• TASK GOAL:
Omit the pictures and return every entry exactly as written.
========
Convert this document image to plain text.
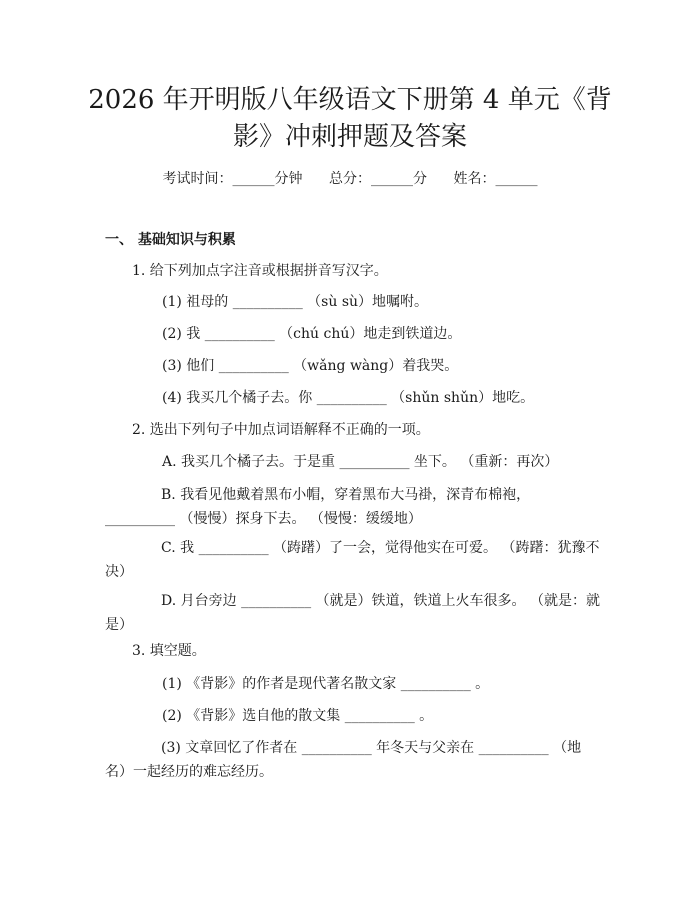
2026 年开明版八年级语文下册第 4 单元《背
影》冲刺押题及答案
考试时间：______分钟 总分：______分 姓名：______
一、 基础知识与积累
1. 给下列加点字注音或根据拼音写汉字。
(1) 祖母的 __________ （sù sù）地嘱咐。
(2) 我 __________ （chú chú）地走到铁道边。
(3) 他们 __________ （wǎng wàng）着我哭。
(4) 我买几个橘子去。你 __________ （shǔn shǔn）地吃。
2. 选出下列句子中加点词语解释不正确的一项。
A. 我买几个橘子去。于是重 __________ 坐下。 （重新：再次）
B. 我看见他戴着黑布小帽，穿着黑布大马褂，深青布棉袍， __________ （慢慢）探身下去。 （慢慢：缓缓地）
C. 我 __________ （踌躇）了一会，觉得他实在可爱。 （踌躇：犹豫不决）
D. 月台旁边 __________ （就是）铁道，铁道上火车很多。 （就是：就是）
3. 填空题。
(1) 《背影》的作者是现代著名散文家 __________ 。
(2) 《背影》选自他的散文集 __________ 。
(3) 文章回忆了作者在 __________ 年冬天与父亲在 __________ （地名）一起经历的难忘经历。
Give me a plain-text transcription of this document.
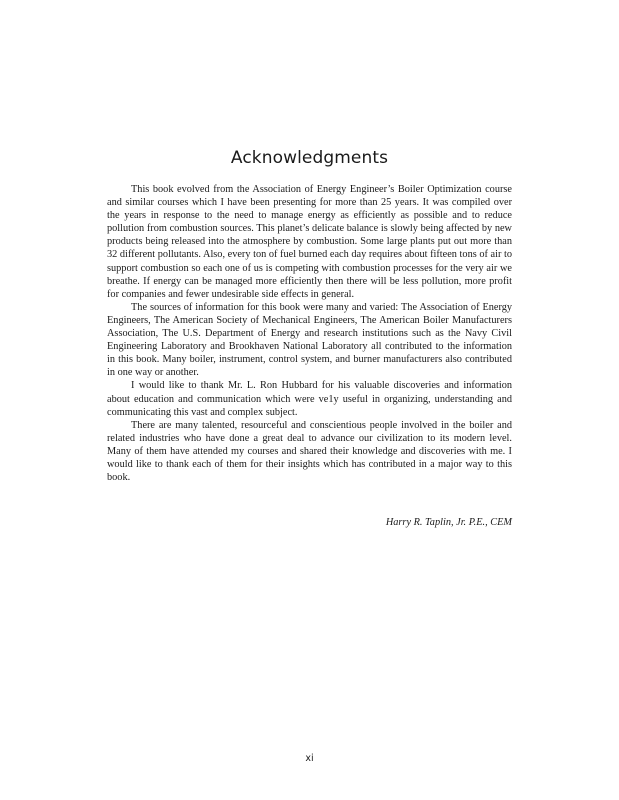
Acknowledgments

This book evolved from the Association of Energy Engineer’s Boiler Optimization course and similar courses which I have been presenting for more than 25 years. It was compiled over the years in response to the need to manage energy as efficiently as possible and to reduce pollution from combustion sources. This planet’s delicate balance is slowly being affected by new products being released into the atmosphere by combustion. Some large plants put out more than 32 different pollutants. Also, every ton of fuel burned each day requires about fifteen tons of air to support combustion so each one of us is competing with combustion processes for the very air we breathe. If energy can be managed more efficiently then there will be less pollution, more profit for companies and fewer undesirable side effects in general.

The sources of information for this book were many and varied: The Association of Energy Engineers, The American Society of Mechanical Engineers, The American Boiler Manufacturers Association, The U.S. Department of Energy and research institutions such as the Navy Civil Engineering Laboratory and Brookhaven National Laboratory all contributed to the information in this book. Many boiler, instrument, control system, and burner manufacturers also contributed in one way or another.

I would like to thank Mr. L. Ron Hubbard for his valuable discoveries and information about education and communication which were ve1y useful in organizing, understanding and communicating this vast and complex subject.

There are many talented, resourceful and conscientious people involved in the boiler and related industries who have done a great deal to advance our civilization to its modern level. Many of them have attended my courses and shared their knowledge and discoveries with me. I would like to thank each of them for their insights which has contributed in a major way to this book.

Harry R. Taplin, Jr. P.E., CEM
xi
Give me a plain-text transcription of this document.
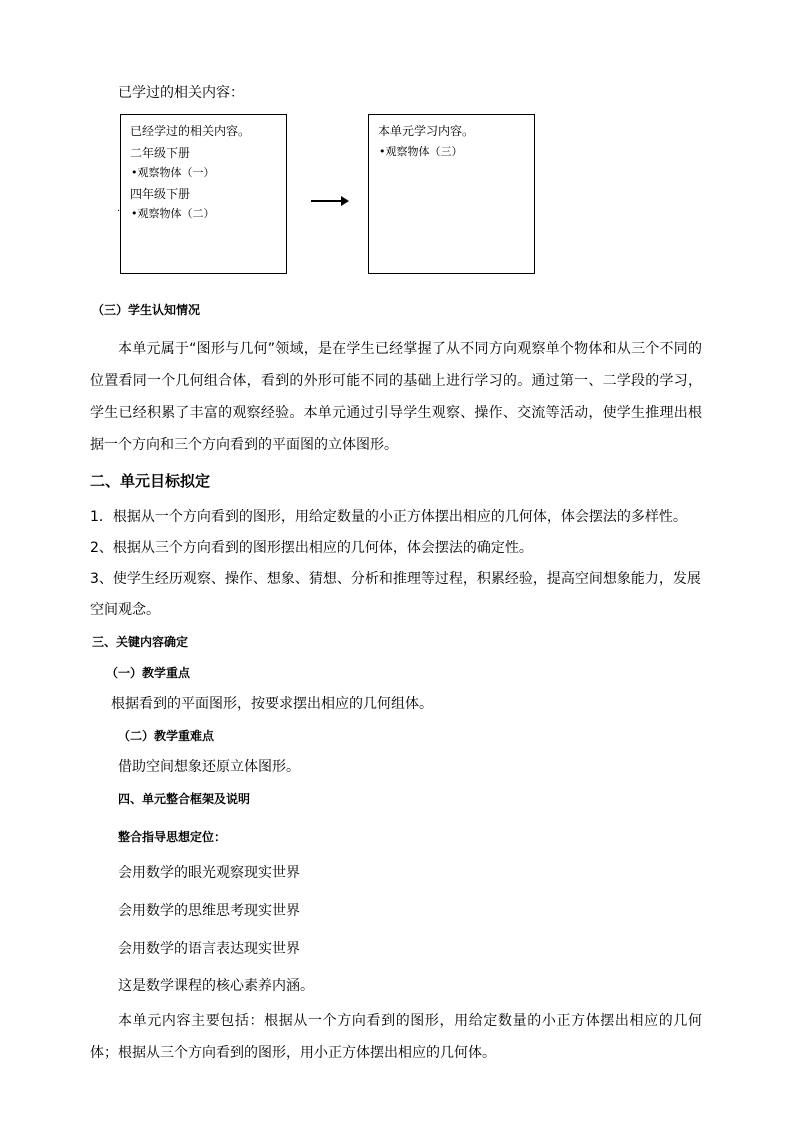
已学过的相关内容：
已经学过的相关内容。
二年级下册
•观察物体（一）
四年级下册
•观察物体（二）
·
本单元学习内容。
•观察物体（三）
（三）学生认知情况
本单元属于“图形与几何”领域，是在学生已经掌握了从不同方向观察单个物体和从三个不同的位置看同一个几何组合体，看到的外形可能不同的基础上进行学习的。通过第一、二学段的学习，学生已经积累了丰富的观察经验。本单元通过引导学生观察、操作、交流等活动，使学生推理出根据一个方向和三个方向看到的平面图的立体图形。
二、单元目标拟定
1．根据从一个方向看到的图形，用给定数量的小正方体摆出相应的几何体，体会摆法的多样性。
2、根据从三个方向看到的图形摆出相应的几何体，体会摆法的确定性。
3、使学生经历观察、操作、想象、猜想、分析和推理等过程，积累经验，提高空间想象能力，发展
空间观念。
三、关键内容确定
（一）教学重点
根据看到的平面图形，按要求摆出相应的几何组体。
（二）教学重难点
借助空间想象还原立体图形。
四、单元整合框架及说明
整合指导思想定位：
会用数学的眼光观察现实世界
会用数学的思维思考现实世界
会用数学的语言表达现实世界
这是数学课程的核心素养内涵。
本单元内容主要包括：根据从一个方向看到的图形，用给定数量的小正方体摆出相应的几何体；根据从三个方向看到的图形，用小正方体摆出相应的几何体。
========
• RESPONSE BELOW:
Convert this document image to plain text.
2026 年开明版八年级语文下册第 4 单元《背
影》冲刺押题及答案
考试时间：______分钟 总分：______分 姓名：______
一、 基础知识与积累
1. 给下列加点字注音或根据拼音写汉字。
(1) 祖母的 __________ （sù sù）地嘱咐。
(2) 我 __________ （chú chú）地走到铁道边。
(3) 他们 __________ （wǎng wàng）着我哭。
(4) 我买几个橘子去。你 __________ （shǔn shǔn）地吃。
2. 选出下列句子中加点词语解释不正确的一项。
A. 我买几个橘子去。于是重 __________ 坐下。 （重新：再次）
B. 我看见他戴着黑布小帽，穿着黑布大马褂，深青布棉袍， __________ （慢慢）探身下去。 （慢慢：缓缓地）
C. 我 __________ （踌躇）了一会，觉得他实在可爱。 （踌躇：犹豫不决）
D. 月台旁边 __________ （就是）铁道，铁道上火车很多。 （就是：就是）
3. 填空题。
(1) 《背影》的作者是现代著名散文家 __________ 。
(2) 《背影》选自他的散文集 __________ 。
(3) 文章回忆了作者在 __________ 年冬天与父亲在 __________ （地名）一起经历的难忘经历。
Give me a plain-text transcription of this document.
Acknowledgments

This book evolved from the Association of Energy Engineer’s Boiler Optimization course and similar courses which I have been presenting for more than 25 years. It was compiled over the years in response to the need to manage energy as efficiently as possible and to reduce pollution from combustion sources. This planet’s delicate balance is slowly being affected by new products being released into the atmosphere by combustion. Some large plants put out more than 32 different pollutants. Also, every ton of fuel burned each day requires about fifteen tons of air to support combustion so each one of us is competing with combustion processes for the very air we breathe. If energy can be managed more efficiently then there will be less pollution, more profit for companies and fewer undesirable side effects in general.

The sources of information for this book were many and varied: The Association of Energy Engineers, The American Society of Mechanical Engineers, The American Boiler Manufacturers Association, The U.S. Department of Energy and research institutions such as the Navy Civil Engineering Laboratory and Brookhaven National Laboratory all contributed to the information in this book. Many boiler, instrument, control system, and burner manufacturers also contributed in one way or another.

I would like to thank Mr. L. Ron Hubbard for his valuable discoveries and information about education and communication which were ve1y useful in organizing, understanding and communicating this vast and complex subject.

There are many talented, resourceful and conscientious people involved in the boiler and related industries who have done a great deal to advance our civilization to its modern level. Many of them have attended my courses and shared their knowledge and discoveries with me. I would like to thank each of them for their insights which has contributed in a major way to this book.

Harry R. Taplin, Jr. P.E., CEM
xi
Give me a plain-text transcription of this document.
已学过的相关内容：
已经学过的相关内容。
二年级下册
•观察物体（一）
四年级下册
•观察物体（二）
·
本单元学习内容。
•观察物体（三）
（三）学生认知情况
本单元属于“图形与几何”领域，是在学生已经掌握了从不同方向观察单个物体和从三个不同的位置看同一个几何组合体，看到的外形可能不同的基础上进行学习的。通过第一、二学段的学习，学生已经积累了丰富的观察经验。本单元通过引导学生观察、操作、交流等活动，使学生推理出根据一个方向和三个方向看到的平面图的立体图形。
二、单元目标拟定
1．根据从一个方向看到的图形，用给定数量的小正方体摆出相应的几何体，体会摆法的多样性。
2、根据从三个方向看到的图形摆出相应的几何体，体会摆法的确定性。
3、使学生经历观察、操作、想象、猜想、分析和推理等过程，积累经验，提高空间想象能力，发展
空间观念。
三、关键内容确定
（一）教学重点
根据看到的平面图形，按要求摆出相应的几何组体。
（二）教学重难点
借助空间想象还原立体图形。
四、单元整合框架及说明
整合指导思想定位：
会用数学的眼光观察现实世界
会用数学的思维思考现实世界
会用数学的语言表达现实世界
这是数学课程的核心素养内涵。
本单元内容主要包括：根据从一个方向看到的图形，用给定数量的小正方体摆出相应的几何体；根据从三个方向看到的图形，用小正方体摆出相应的几何体。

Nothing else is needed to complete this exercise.